Leave out the pictures and copy each record below exactly.
## begin Data section
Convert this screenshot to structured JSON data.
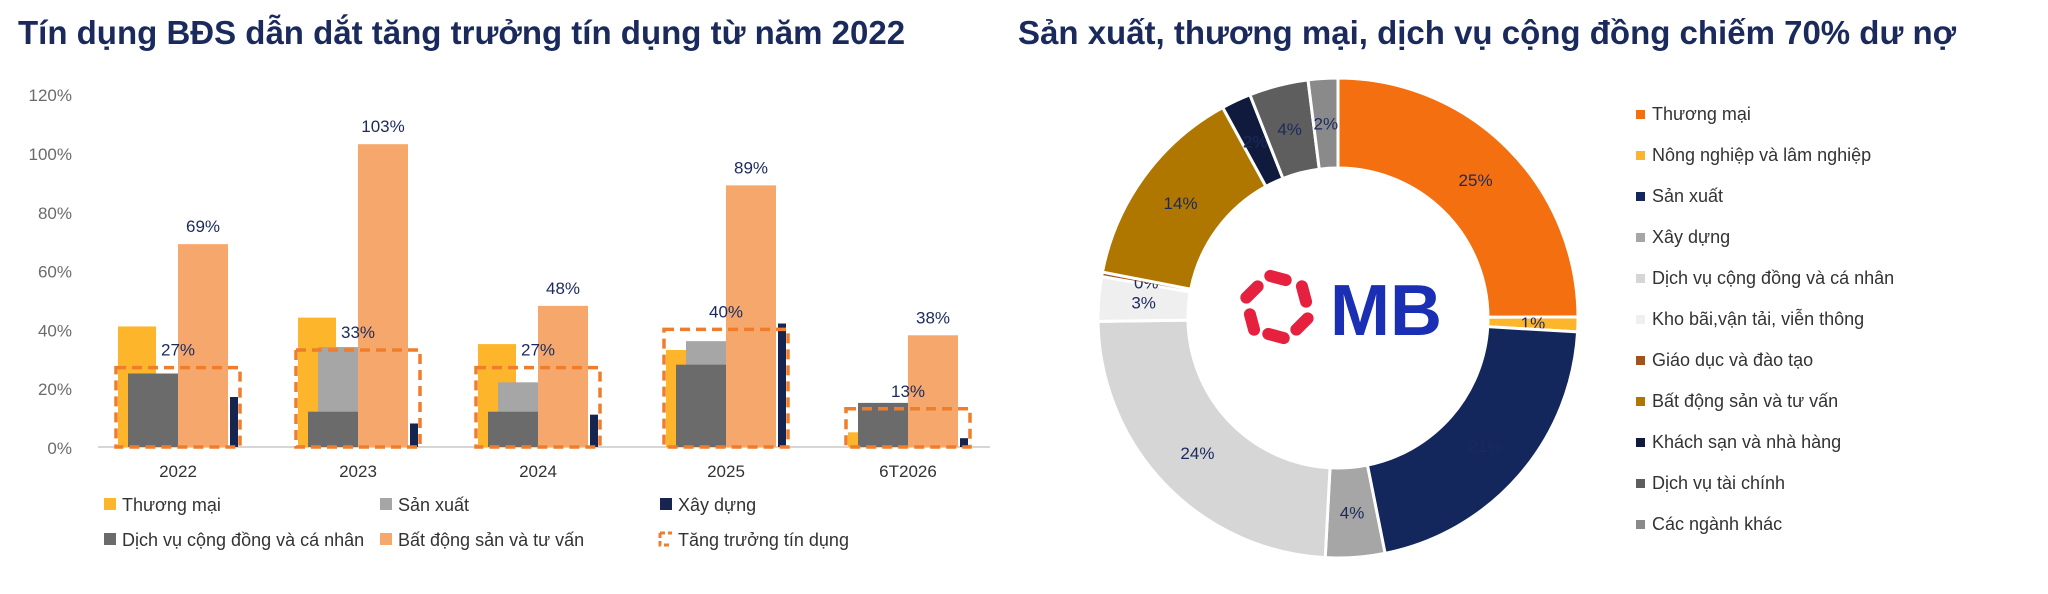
{
  "left_chart_title": "Tín dụng BĐS dẫn dắt tăng trưởng tín dụng từ năm 2022",
  "right_chart_title": "Sản xuất, thương mại, dịch vụ cộng đồng chiếm 70% dư nợ",
  "logo_text": "MB",
  "chart_data": [
    {
      "type": "bar",
      "title": "Tín dụng BĐS dẫn dắt tăng trưởng tín dụng từ năm 2022",
      "categories": [
        "2022",
        "2023",
        "2024",
        "2025",
        "6T2026"
      ],
      "ylim": [
        0,
        120
      ],
      "yticks": [
        "0%",
        "20%",
        "40%",
        "60%",
        "80%",
        "100%",
        "120%"
      ],
      "grid": false,
      "legend_position": "bottom",
      "series": [
        {
          "name": "Thương mại",
          "color": "#fdb52b",
          "values": [
            41,
            44,
            35,
            33,
            5
          ]
        },
        {
          "name": "Sản xuất",
          "color": "#a6a6a6",
          "values": [
            25,
            34,
            22,
            36,
            12
          ]
        },
        {
          "name": "Dịch vụ cộng đồng và cá nhân",
          "color": "#6b6b6b",
          "values": [
            25,
            12,
            12,
            28,
            15
          ]
        },
        {
          "name": "Bất động sản và tư vấn",
          "color": "#f6a86c",
          "values": [
            69,
            103,
            48,
            89,
            38
          ]
        },
        {
          "name": "Xây dựng",
          "color": "#17244f",
          "values": [
            17,
            8,
            11,
            42,
            3
          ]
        },
        {
          "name": "Tăng trưởng tín dụng",
          "color": "#ef7d2b",
          "style": "dashed-box",
          "values": [
            27,
            33,
            27,
            40,
            13
          ]
        }
      ],
      "bar_labels": [
        "69%",
        "103%",
        "48%",
        "89%",
        "38%"
      ],
      "growth_labels": [
        "27%",
        "33%",
        "27%",
        "40%",
        "13%"
      ],
      "legend_order": [
        "Thương mại",
        "Sản xuất",
        "Xây dựng",
        "Dịch vụ cộng đồng và cá nhân",
        "Bất động sản và tư vấn",
        "Tăng trưởng tín dụng"
      ]
    },
    {
      "type": "pie",
      "style": "donut",
      "title": "Sản xuất, thương mại, dịch vụ cộng đồng chiếm 70% dư nợ",
      "legend_position": "right",
      "slices": [
        {
          "name": "Thương mại",
          "value": 25,
          "label": "25%",
          "color": "#f36f10"
        },
        {
          "name": "Nông nghiệp và lâm nghiệp",
          "value": 1,
          "label": "1%",
          "color": "#fdb52b"
        },
        {
          "name": "Sản xuất",
          "value": 21,
          "label": "21%",
          "color": "#13275c"
        },
        {
          "name": "Xây dựng",
          "value": 4,
          "label": "4%",
          "color": "#a6a6a6"
        },
        {
          "name": "Dịch vụ cộng đồng và cá nhân",
          "value": 24,
          "label": "24%",
          "color": "#d6d6d6"
        },
        {
          "name": "Kho bãi,vận tải, viễn thông",
          "value": 3,
          "label": "3%",
          "color": "#efefef"
        },
        {
          "name": "Giáo dục và đào tạo",
          "value": 0.3,
          "label": "0%",
          "color": "#a0531a"
        },
        {
          "name": "Bất động sản và tư vấn",
          "value": 14,
          "label": "14%",
          "color": "#b07700"
        },
        {
          "name": "Khách sạn và nhà hàng",
          "value": 2,
          "label": "2%",
          "color": "#0f1a3d"
        },
        {
          "name": "Dịch vụ tài chính",
          "value": 4,
          "label": "4%",
          "color": "#5e5e5e"
        },
        {
          "name": "Các ngành khác",
          "value": 2,
          "label": "2%",
          "color": "#8a8a8a"
        }
      ]
    }
  ]
}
## end Data section
### [The response]
Convert this screenshot to structured JSON data.
{
  "left_chart_title": "Tín dụng BĐS dẫn dắt tăng trưởng tín dụng từ năm 2022",
  "right_chart_title": "Sản xuất, thương mại, dịch vụ cộng đồng chiếm 70% dư nợ",
  "logo_text": "MB",
  "chart_data": [
    {
      "type": "bar",
      "title": "Tín dụng BĐS dẫn dắt tăng trưởng tín dụng từ năm 2022",
      "categories": [
        "2022",
        "2023",
        "2024",
        "2025",
        "6T2026"
      ],
      "ylim": [
        0,
        120
      ],
      "yticks": [
        "0%",
        "20%",
        "40%",
        "60%",
        "80%",
        "100%",
        "120%"
      ],
      "grid": false,
      "legend_position": "bottom",
      "series": [
        {
          "name": "Thương mại",
          "color": "#fdb52b",
          "values": [
            41,
            44,
            35,
            33,
            5
          ]
        },
        {
          "name": "Sản xuất",
          "color": "#a6a6a6",
          "values": [
            25,
            34,
            22,
            36,
            12
          ]
        },
        {
          "name": "Dịch vụ cộng đồng và cá nhân",
          "color": "#6b6b6b",
          "values": [
            25,
            12,
            12,
            28,
            15
          ]
        },
        {
          "name": "Bất động sản và tư vấn",
          "color": "#f6a86c",
          "values": [
            69,
            103,
            48,
            89,
            38
          ]
        },
        {
          "name": "Xây dựng",
          "color": "#17244f",
          "values": [
            17,
            8,
            11,
            42,
            3
          ]
        },
        {
          "name": "Tăng trưởng tín dụng",
          "color": "#ef7d2b",
          "style": "dashed-box",
          "values": [
            27,
            33,
            27,
            40,
            13
          ]
        }
      ],
      "bar_labels": [
        "69%",
        "103%",
        "48%",
        "89%",
        "38%"
      ],
      "growth_labels": [
        "27%",
        "33%",
        "27%",
        "40%",
        "13%"
      ],
      "legend_order": [
        "Thương mại",
        "Sản xuất",
        "Xây dựng",
        "Dịch vụ cộng đồng và cá nhân",
        "Bất động sản và tư vấn",
        "Tăng trưởng tín dụng"
      ]
    },
    {
      "type": "pie",
      "style": "donut",
      "title": "Sản xuất, thương mại, dịch vụ cộng đồng chiếm 70% dư nợ",
      "legend_position": "right",
      "slices": [
        {
          "name": "Thương mại",
          "value": 25,
          "label": "25%",
          "color": "#f36f10"
        },
        {
          "name": "Nông nghiệp và lâm nghiệp",
          "value": 1,
          "label": "1%",
          "color": "#fdb52b"
        },
        {
          "name": "Sản xuất",
          "value": 21,
          "label": "21%",
          "color": "#13275c"
        },
        {
          "name": "Xây dựng",
          "value": 4,
          "label": "4%",
          "color": "#a6a6a6"
        },
        {
          "name": "Dịch vụ cộng đồng và cá nhân",
          "value": 24,
          "label": "24%",
          "color": "#d6d6d6"
        },
        {
          "name": "Kho bãi,vận tải, viễn thông",
          "value": 3,
          "label": "3%",
          "color": "#efefef"
        },
        {
          "name": "Giáo dục và đào tạo",
          "value": 0.3,
          "label": "0%",
          "color": "#a0531a"
        },
        {
          "name": "Bất động sản và tư vấn",
          "value": 14,
          "label": "14%",
          "color": "#b07700"
        },
        {
          "name": "Khách sạn và nhà hàng",
          "value": 2,
          "label": "2%",
          "color": "#0f1a3d"
        },
        {
          "name": "Dịch vụ tài chính",
          "value": 4,
          "label": "4%",
          "color": "#5e5e5e"
        },
        {
          "name": "Các ngành khác",
          "value": 2,
          "label": "2%",
          "color": "#8a8a8a"
        }
      ]
    }
  ]
}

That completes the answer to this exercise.